REQUIREMENTS »
Output the full listing below exactly, without the pictures.

EXERCISE MATERIALS »
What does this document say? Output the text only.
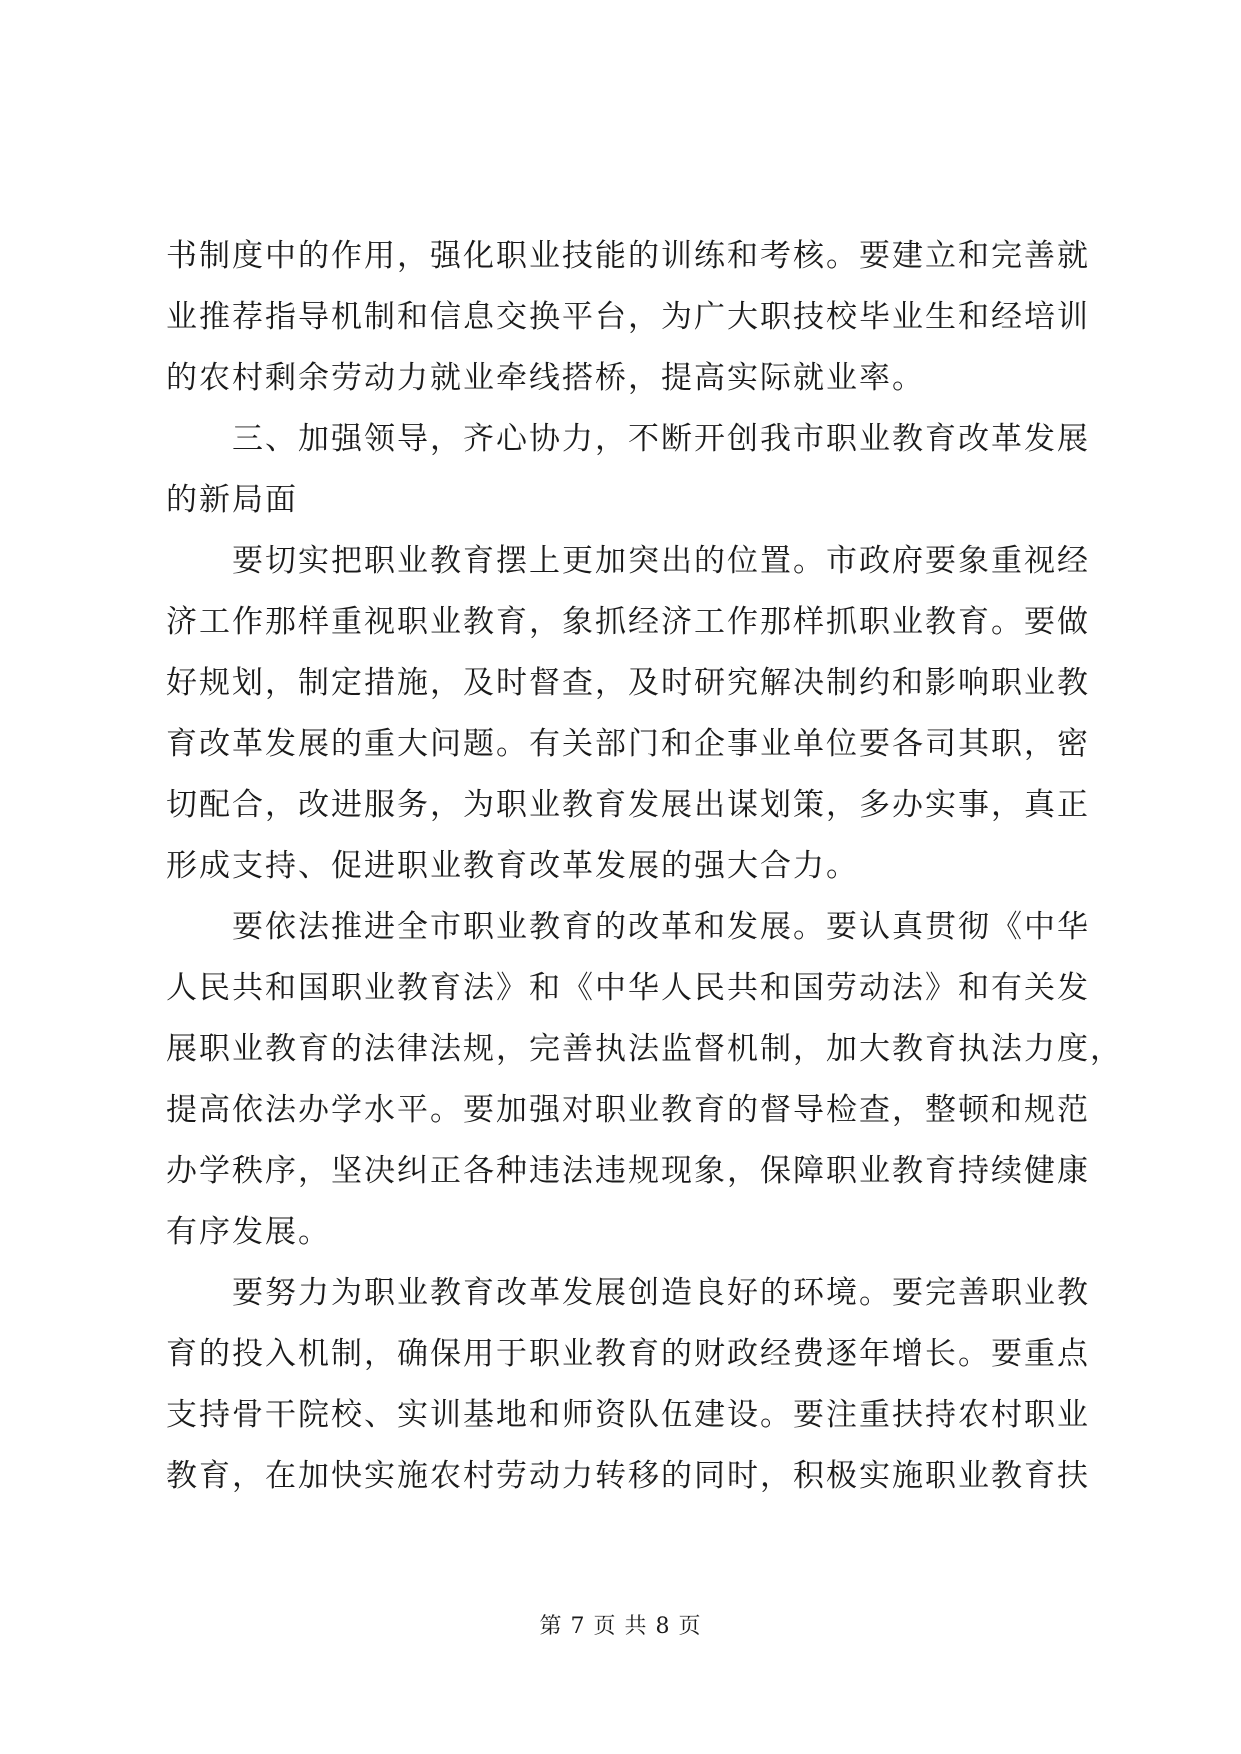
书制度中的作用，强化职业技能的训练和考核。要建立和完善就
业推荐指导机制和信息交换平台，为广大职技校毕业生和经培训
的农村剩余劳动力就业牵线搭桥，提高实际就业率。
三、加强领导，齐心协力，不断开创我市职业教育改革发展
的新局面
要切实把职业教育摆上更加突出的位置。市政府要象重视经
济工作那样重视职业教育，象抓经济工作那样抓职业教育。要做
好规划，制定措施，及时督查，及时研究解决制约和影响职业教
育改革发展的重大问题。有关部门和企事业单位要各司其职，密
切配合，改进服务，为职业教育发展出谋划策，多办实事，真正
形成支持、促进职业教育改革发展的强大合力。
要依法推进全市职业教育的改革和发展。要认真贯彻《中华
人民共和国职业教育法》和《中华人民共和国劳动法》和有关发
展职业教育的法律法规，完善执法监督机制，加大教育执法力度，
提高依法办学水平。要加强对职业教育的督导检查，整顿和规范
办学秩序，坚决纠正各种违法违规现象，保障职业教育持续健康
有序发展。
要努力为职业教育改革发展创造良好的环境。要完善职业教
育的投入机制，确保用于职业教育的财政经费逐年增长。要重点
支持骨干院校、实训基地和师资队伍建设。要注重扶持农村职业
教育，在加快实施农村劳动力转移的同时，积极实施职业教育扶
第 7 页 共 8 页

SOLVED PROBLEM »
What does this document say? Output the text only.
书制度中的作用，强化职业技能的训练和考核。要建立和完善就
业推荐指导机制和信息交换平台，为广大职技校毕业生和经培训
的农村剩余劳动力就业牵线搭桥，提高实际就业率。
三、加强领导，齐心协力，不断开创我市职业教育改革发展
的新局面
要切实把职业教育摆上更加突出的位置。市政府要象重视经
济工作那样重视职业教育，象抓经济工作那样抓职业教育。要做
好规划，制定措施，及时督查，及时研究解决制约和影响职业教
育改革发展的重大问题。有关部门和企事业单位要各司其职，密
切配合，改进服务，为职业教育发展出谋划策，多办实事，真正
形成支持、促进职业教育改革发展的强大合力。
要依法推进全市职业教育的改革和发展。要认真贯彻《中华
人民共和国职业教育法》和《中华人民共和国劳动法》和有关发
展职业教育的法律法规，完善执法监督机制，加大教育执法力度，
提高依法办学水平。要加强对职业教育的督导检查，整顿和规范
办学秩序，坚决纠正各种违法违规现象，保障职业教育持续健康
有序发展。
要努力为职业教育改革发展创造良好的环境。要完善职业教
育的投入机制，确保用于职业教育的财政经费逐年增长。要重点
支持骨干院校、实训基地和师资队伍建设。要注重扶持农村职业
教育，在加快实施农村劳动力转移的同时，积极实施职业教育扶
第 7 页 共 8 页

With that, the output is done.